Reformat the data below as a single numbered list, leaving out any blank lines.

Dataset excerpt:
------------------------------------------------------------
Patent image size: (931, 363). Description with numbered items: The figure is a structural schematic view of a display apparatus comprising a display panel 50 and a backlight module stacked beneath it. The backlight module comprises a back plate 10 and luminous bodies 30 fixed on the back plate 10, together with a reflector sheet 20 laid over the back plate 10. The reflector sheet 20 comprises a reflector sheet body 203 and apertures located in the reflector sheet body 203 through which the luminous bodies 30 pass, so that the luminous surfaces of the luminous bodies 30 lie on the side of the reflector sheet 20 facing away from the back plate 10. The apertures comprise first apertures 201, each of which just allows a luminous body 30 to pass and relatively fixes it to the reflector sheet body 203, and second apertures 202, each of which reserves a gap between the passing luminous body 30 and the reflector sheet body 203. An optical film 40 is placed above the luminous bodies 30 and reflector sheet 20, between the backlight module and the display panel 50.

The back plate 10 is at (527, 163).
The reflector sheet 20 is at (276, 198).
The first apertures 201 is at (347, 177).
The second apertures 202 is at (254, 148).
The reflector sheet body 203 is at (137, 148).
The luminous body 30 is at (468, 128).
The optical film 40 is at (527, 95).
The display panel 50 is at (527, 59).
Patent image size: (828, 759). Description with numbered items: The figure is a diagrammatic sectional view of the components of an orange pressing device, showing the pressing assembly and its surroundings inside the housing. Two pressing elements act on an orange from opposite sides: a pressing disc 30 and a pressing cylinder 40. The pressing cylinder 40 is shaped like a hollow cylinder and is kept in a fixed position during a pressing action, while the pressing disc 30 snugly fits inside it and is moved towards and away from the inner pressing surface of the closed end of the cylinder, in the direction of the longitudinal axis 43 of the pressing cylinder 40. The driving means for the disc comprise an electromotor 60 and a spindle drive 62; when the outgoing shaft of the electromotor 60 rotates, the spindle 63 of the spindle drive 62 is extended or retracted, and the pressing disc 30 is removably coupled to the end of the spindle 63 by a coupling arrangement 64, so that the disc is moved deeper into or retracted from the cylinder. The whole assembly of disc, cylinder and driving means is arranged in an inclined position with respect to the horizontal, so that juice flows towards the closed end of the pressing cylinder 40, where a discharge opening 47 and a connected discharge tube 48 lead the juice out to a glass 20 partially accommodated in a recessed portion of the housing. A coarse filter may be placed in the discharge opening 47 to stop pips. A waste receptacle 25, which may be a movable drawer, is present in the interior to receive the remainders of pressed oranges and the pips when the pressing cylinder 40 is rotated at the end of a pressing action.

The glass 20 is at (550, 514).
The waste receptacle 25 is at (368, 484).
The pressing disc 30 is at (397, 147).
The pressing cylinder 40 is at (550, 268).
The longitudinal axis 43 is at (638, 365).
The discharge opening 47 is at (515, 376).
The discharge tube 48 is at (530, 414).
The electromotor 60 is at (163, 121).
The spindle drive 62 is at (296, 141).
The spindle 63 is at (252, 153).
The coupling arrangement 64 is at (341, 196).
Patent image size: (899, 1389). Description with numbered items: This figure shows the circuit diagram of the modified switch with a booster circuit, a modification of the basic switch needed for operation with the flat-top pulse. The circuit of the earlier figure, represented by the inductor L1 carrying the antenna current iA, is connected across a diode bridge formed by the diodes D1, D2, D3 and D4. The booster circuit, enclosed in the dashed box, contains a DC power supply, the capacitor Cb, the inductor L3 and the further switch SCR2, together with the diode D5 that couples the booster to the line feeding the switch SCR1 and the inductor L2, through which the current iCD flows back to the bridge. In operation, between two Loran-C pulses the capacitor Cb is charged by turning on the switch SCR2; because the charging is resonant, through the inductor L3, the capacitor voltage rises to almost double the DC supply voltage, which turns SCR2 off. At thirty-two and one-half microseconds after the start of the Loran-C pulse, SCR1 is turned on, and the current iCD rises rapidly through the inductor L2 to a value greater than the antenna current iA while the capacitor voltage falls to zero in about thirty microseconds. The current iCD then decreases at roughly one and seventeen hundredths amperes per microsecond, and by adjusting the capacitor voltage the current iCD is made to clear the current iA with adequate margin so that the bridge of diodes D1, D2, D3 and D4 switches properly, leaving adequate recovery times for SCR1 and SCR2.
------------------------------------------------------------
• [The output]:
1. Patent image size: (931, 363). Description with numbered items: The figure is a structural schematic view of a display apparatus comprising a display panel 50 and a backlight module stacked beneath it. The backlight module comprises a back plate 10 and luminous bodies 30 fixed on the back plate 10, together with a reflector sheet 20 laid over the back plate 10. The reflector sheet 20 comprises a reflector sheet body 203 and apertures located in the reflector sheet body 203 through which the luminous bodies 30 pass, so that the luminous surfaces of the luminous bodies 30 lie on the side of the reflector sheet 20 facing away from the back plate 10. The apertures comprise first apertures 201, each of which just allows a luminous body 30 to pass and relatively fixes it to the reflector sheet body 203, and second apertures 202, each of which reserves a gap between the passing luminous body 30 and the reflector sheet body 203. An optical film 40 is placed above the luminous bodies 30 and reflector sheet 20, between the backlight module and the display panel 50.
2. The back plate 10 is at (527, 163).
3. The reflector sheet 20 is at (276, 198).
4. The first apertures 201 is at (347, 177).
5. The second apertures 202 is at (254, 148).
6. The reflector sheet body 203 is at (137, 148).
7. The luminous body 30 is at (468, 128).
8. The optical film 40 is at (527, 95).
9. The display panel 50 is at (527, 59).
10. Patent image size: (828, 759). Description with numbered items: The figure is a diagrammatic sectional view of the components of an orange pressing device, showing the pressing assembly and its surroundings inside the housing. Two pressing elements act on an orange from opposite sides: a pressing disc 30 and a pressing cylinder 40. The pressing cylinder 40 is shaped like a hollow cylinder and is kept in a fixed position during a pressing action, while the pressing disc 30 snugly fits inside it and is moved towards and away from the inner pressing surface of the closed end of the cylinder, in the direction of the longitudinal axis 43 of the pressing cylinder 40. The driving means for the disc comprise an electromotor 60 and a spindle drive 62; when the outgoing shaft of the electromotor 60 rotates, the spindle 63 of the spindle drive 62 is extended or retracted, and the pressing disc 30 is removably coupled to the end of the spindle 63 by a coupling arrangement 64, so that the disc is moved deeper into or retracted from the cylinder. The whole assembly of disc, cylinder and driving means is arranged in an inclined position with respect to the horizontal, so that juice flows towards the closed end of the pressing cylinder 40, where a discharge opening 47 and a connected discharge tube 48 lead the juice out to a glass 20 partially accommodated in a recessed portion of the housing. A coarse filter may be placed in the discharge opening 47 to stop pips. A waste receptacle 25, which may be a movable drawer, is present in the interior to receive the remainders of pressed oranges and the pips when the pressing cylinder 40 is rotated at the end of a pressing action.
11. The glass 20 is at (550, 514).
12. The waste receptacle 25 is at (368, 484).
13. The pressing disc 30 is at (397, 147).
14. The pressing cylinder 40 is at (550, 268).
15. The longitudinal axis 43 is at (638, 365).
16. The discharge opening 47 is at (515, 376).
17. The discharge tube 48 is at (530, 414).
18. The electromotor 60 is at (163, 121).
19. The spindle drive 62 is at (296, 141).
20. The spindle 63 is at (252, 153).
21. The coupling arrangement 64 is at (341, 196).
22. Patent image size: (899, 1389). Description with numbered items: This figure shows the circuit diagram of the modified switch with a booster circuit, a modification of the basic switch needed for operation with the flat-top pulse. The circuit of the earlier figure, represented by the inductor L1 carrying the antenna current iA, is connected across a diode bridge formed by the diodes D1, D2, D3 and D4. The booster circuit, enclosed in the dashed box, contains a DC power supply, the capacitor Cb, the inductor L3 and the further switch SCR2, together with the diode D5 that couples the booster to the line feeding the switch SCR1 and the inductor L2, through which the current iCD flows back to the bridge. In operation, between two Loran-C pulses the capacitor Cb is charged by turning on the switch SCR2; because the charging is resonant, through the inductor L3, the capacitor voltage rises to almost double the DC supply voltage, which turns SCR2 off. At thirty-two and one-half microseconds after the start of the Loran-C pulse, SCR1 is turned on, and the current iCD rises rapidly through the inductor L2 to a value greater than the antenna current iA while the capacitor voltage falls to zero in about thirty microseconds. The current iCD then decreases at roughly one and seventeen hundredths amperes per microsecond, and by adjusting the capacitor voltage the current iCD is made to clear the current iA with adequate margin so that the bridge of diodes D1, D2, D3 and D4 switches properly, leaving adequate recovery times for SCR1 and SCR2.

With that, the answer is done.